- Extrait du document
Monsieur le Premier ministre, Messieurs les membres du gouvernement,

La recette, pour accomplir la mission ardue qui est la vôtre, sera de savoir rester humble, de garder vos portes ouvertes et vos mains tendues. Je vous en sais capable les uns et les autres. Faites en sorte que les compétences existant tant dans la majorité que dans l’opposition et la société civile puissent venir vous aider à conforter la marche du Mali. Nous sommes tous fils de ce pays, tous en soucis de ce pays, tous à la stabilité de ce pays. Cela sera à votre honneur, à notre honneur, et au seul bénéfice du grand pays que nous sommes.

Je souhaite être le président d’un Mali dont les enfants se redonnent la main. Car c’est ma conviction profonde que, malgré les incompréhensions et les malentendus, nous n’avons pas le choix, nous sommes appelés à rester ensemble. Notre destin est solidaire. Notre salut n’est pas dans les barricades. Il est dans notre complicité. Nul ne se sauvera sans les autres. Nous nous sauverons ensemble. Qu’à Dieu ne plaise nous périrons ensemble. Inchallah nous survivrons et de la plus belle façon.

- Consigne 1
Recopiez le passage du discours au gouvernement qui commence à "Je souhaite être" et se termine à "plus belle façon.".
- Consigne 2
Poursuivez le discours au gouvernement au-delà de sa dernière phrase.

[Enregistrements de boîtes d'éléments]
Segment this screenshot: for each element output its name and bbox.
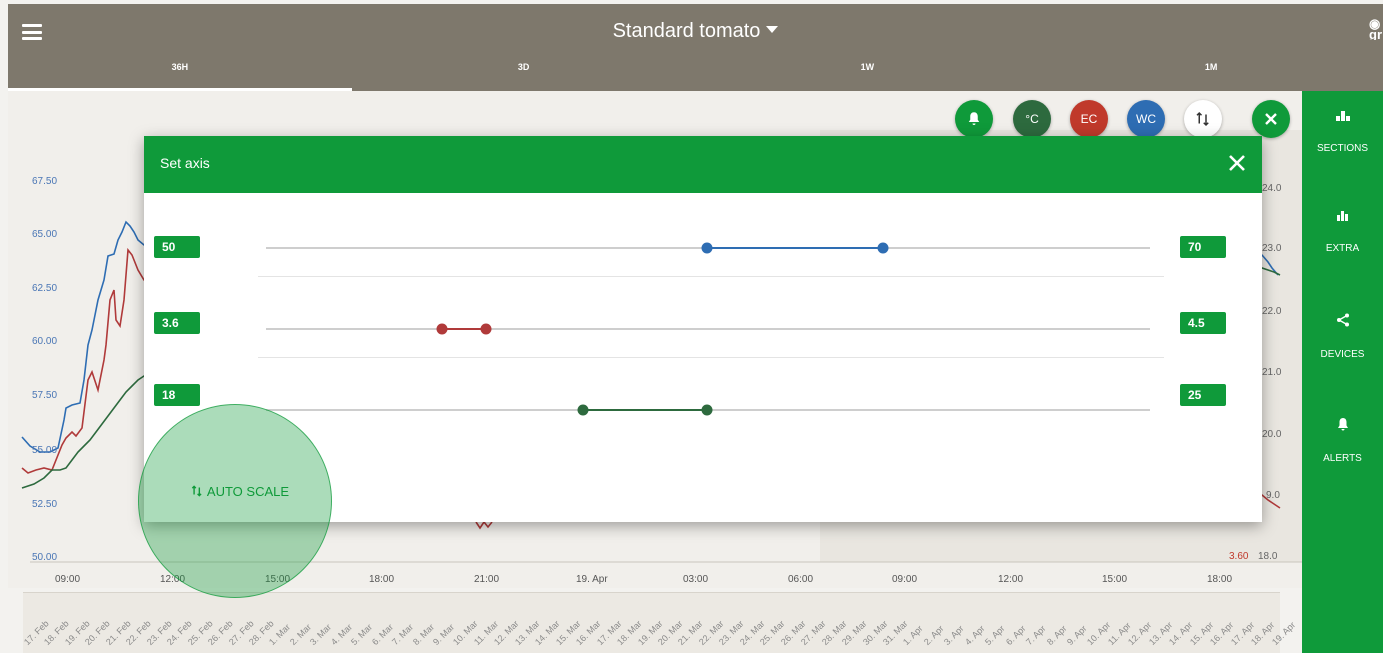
ec-min-value[interactable]: 3.6 <box>154 312 200 334</box>
slider-handle-low[interactable] <box>577 404 589 416</box>
x-axis-label: 18:00 <box>1207 574 1233 585</box>
x-axis-label: 12:00 <box>998 574 1024 585</box>
axis-settings-button[interactable] <box>1184 100 1222 138</box>
dialog-header: Set axis <box>144 136 1262 193</box>
alarm-toggle-button[interactable] <box>955 100 993 138</box>
sidebar-item-devices[interactable]: DEVICES <box>1302 313 1383 360</box>
y-left-label: 62.50 <box>32 283 58 294</box>
slider-handle-low[interactable] <box>436 323 448 335</box>
sections-icon <box>1335 111 1350 121</box>
close-icon[interactable] <box>1226 152 1248 174</box>
x-axis-label: 18:00 <box>369 574 395 585</box>
ec-range-slider[interactable] <box>266 321 1150 337</box>
sidebar-item-alerts[interactable]: ALERTS <box>1302 417 1383 464</box>
x-axis-label: 15:00 <box>1102 574 1128 585</box>
y-right-label: 22.0 <box>1262 306 1282 317</box>
x-axis-label: 06:00 <box>788 574 814 585</box>
y-right-label: 24.0 <box>1262 183 1282 194</box>
bar-chart-icon <box>1336 211 1348 221</box>
temperature-toggle-button[interactable]: °C <box>1013 100 1051 138</box>
slider-handle-high[interactable] <box>877 242 889 254</box>
slider-handle-high[interactable] <box>701 404 713 416</box>
y-right-label: 9.0 <box>1266 490 1280 501</box>
close-toolbar-button[interactable] <box>1252 100 1290 138</box>
y-left-label: 60.00 <box>32 336 58 347</box>
x-axis-label: 09:00 <box>55 574 81 585</box>
x-axis-label: 03:00 <box>683 574 709 585</box>
ec-max-value[interactable]: 4.5 <box>1180 312 1226 334</box>
y-right-label: 23.0 <box>1262 243 1282 254</box>
wc-toggle-button[interactable]: WC <box>1127 100 1165 138</box>
wc-max-value[interactable]: 70 <box>1180 236 1226 258</box>
sidebar-item-extra[interactable]: EXTRA <box>1302 209 1383 254</box>
y-left-label: 65.00 <box>32 229 58 240</box>
y-left-label: 57.50 <box>32 390 58 401</box>
y-left-label: 52.50 <box>32 499 58 510</box>
x-axis-label: 09:00 <box>892 574 918 585</box>
x-axis-label: 21:00 <box>474 574 500 585</box>
bell-icon <box>1337 418 1348 431</box>
y-right-ec-label: 3.60 <box>1229 551 1249 562</box>
divider <box>258 357 1164 358</box>
x-axis-label: 19. Apr <box>576 574 608 585</box>
temp-range-slider[interactable] <box>266 402 1150 418</box>
temp-min-value[interactable]: 18 <box>154 384 200 406</box>
share-icon <box>1336 313 1349 327</box>
sort-arrows-icon <box>1196 111 1209 127</box>
sidebar-item-label: ALERTS <box>1323 453 1362 464</box>
y-left-label: 50.00 <box>32 552 58 563</box>
close-icon <box>1265 113 1277 125</box>
sidebar-item-sections[interactable]: SECTIONS <box>1302 111 1383 154</box>
slider-handle-high[interactable] <box>480 323 492 335</box>
right-sidebar: SECTIONS EXTRA DEVICES ALERTS <box>1302 91 1383 653</box>
wc-min-value[interactable]: 50 <box>154 236 200 258</box>
dialog-title: Set axis <box>160 155 210 171</box>
y-right-label: 20.0 <box>1262 429 1282 440</box>
bell-ring-icon <box>968 112 980 125</box>
sidebar-item-label: SECTIONS <box>1316 143 1369 154</box>
ec-dip-line <box>475 520 493 530</box>
wc-range-slider[interactable] <box>266 240 1150 256</box>
ec-toggle-button[interactable]: EC <box>1070 100 1108 138</box>
click-ripple <box>138 404 332 598</box>
y-right-label: 21.0 <box>1262 367 1282 378</box>
y-right-temp-label: 18.0 <box>1258 551 1278 562</box>
temp-max-value[interactable]: 25 <box>1180 384 1226 406</box>
divider <box>258 276 1164 277</box>
sidebar-item-label: DEVICES <box>1320 349 1365 360</box>
slider-handle-low[interactable] <box>701 242 713 254</box>
y-left-label: 67.50 <box>32 176 58 187</box>
sidebar-item-label: EXTRA <box>1325 243 1360 254</box>
y-left-label: 55.00 <box>32 445 58 456</box>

- Réponse rédigée 1
Je souhaite être le président d’un Mali dont les enfants se redonnent la main. Car c’est ma conviction profonde que, malgré les incompréhensions et les malentendus, nous n’avons pas le choix, nous sommes appelés à rester ensemble. Notre destin est solidaire. Notre salut n’est pas dans les barricades. Il est dans notre complicité. Nul ne se sauvera sans les autres. Nous nous sauverons ensemble. Qu’à Dieu ne plaise nous périrons ensemble. Inchallah nous survivrons et de la plus belle façon.

- Réponse rédigée 2
Il est dans notre capacité à entendre les cris et les plaintes, et à répondre à une demande sociale forte.
Je vous y engage, Monsieur le Premier ministre.

En même temps, je sais que la loi et l’ordre doivent prévaloir. Il est impossible de transiger là-dessus. Ce sont là les prescriptions et les préalables de l’Etat de droit que nous ambitionnons de construire. Ces prescriptions ne sont pas l’ennemi du dialogue et du rassemblement auxquels j’appelle notre peuple. Ma rencontre avec le Conseil supérieur de la magistrature m’a rassuré quant au dire du droit dans notre pays, à la qualité de dire le droit dans notre pays. Les magistrats maliens m’ont rassuré. J’ai vu des hommes et femmes de qualité, soucieux du droit et son effectivité au service du peuple malien. Je comprendrais également que la recherche du consensus ne doit pas se faire au détriment des urgences et de la norme. Car il y a un peuple à servir et de pressants défis à relever, il est important de fixer des délais et des garde-fou.

En tant que président de tous les Maliens, j’aimerai vous redonner ici l’assurance que je tenterai, tout ce qui est dans mon pouvoir, pour apporter aux brûlants dossiers du pays les solutions idoines.

Bonne chance Monsieur le Premier ministre et à votre équipe,

Qu’Allah bénisse le Mali !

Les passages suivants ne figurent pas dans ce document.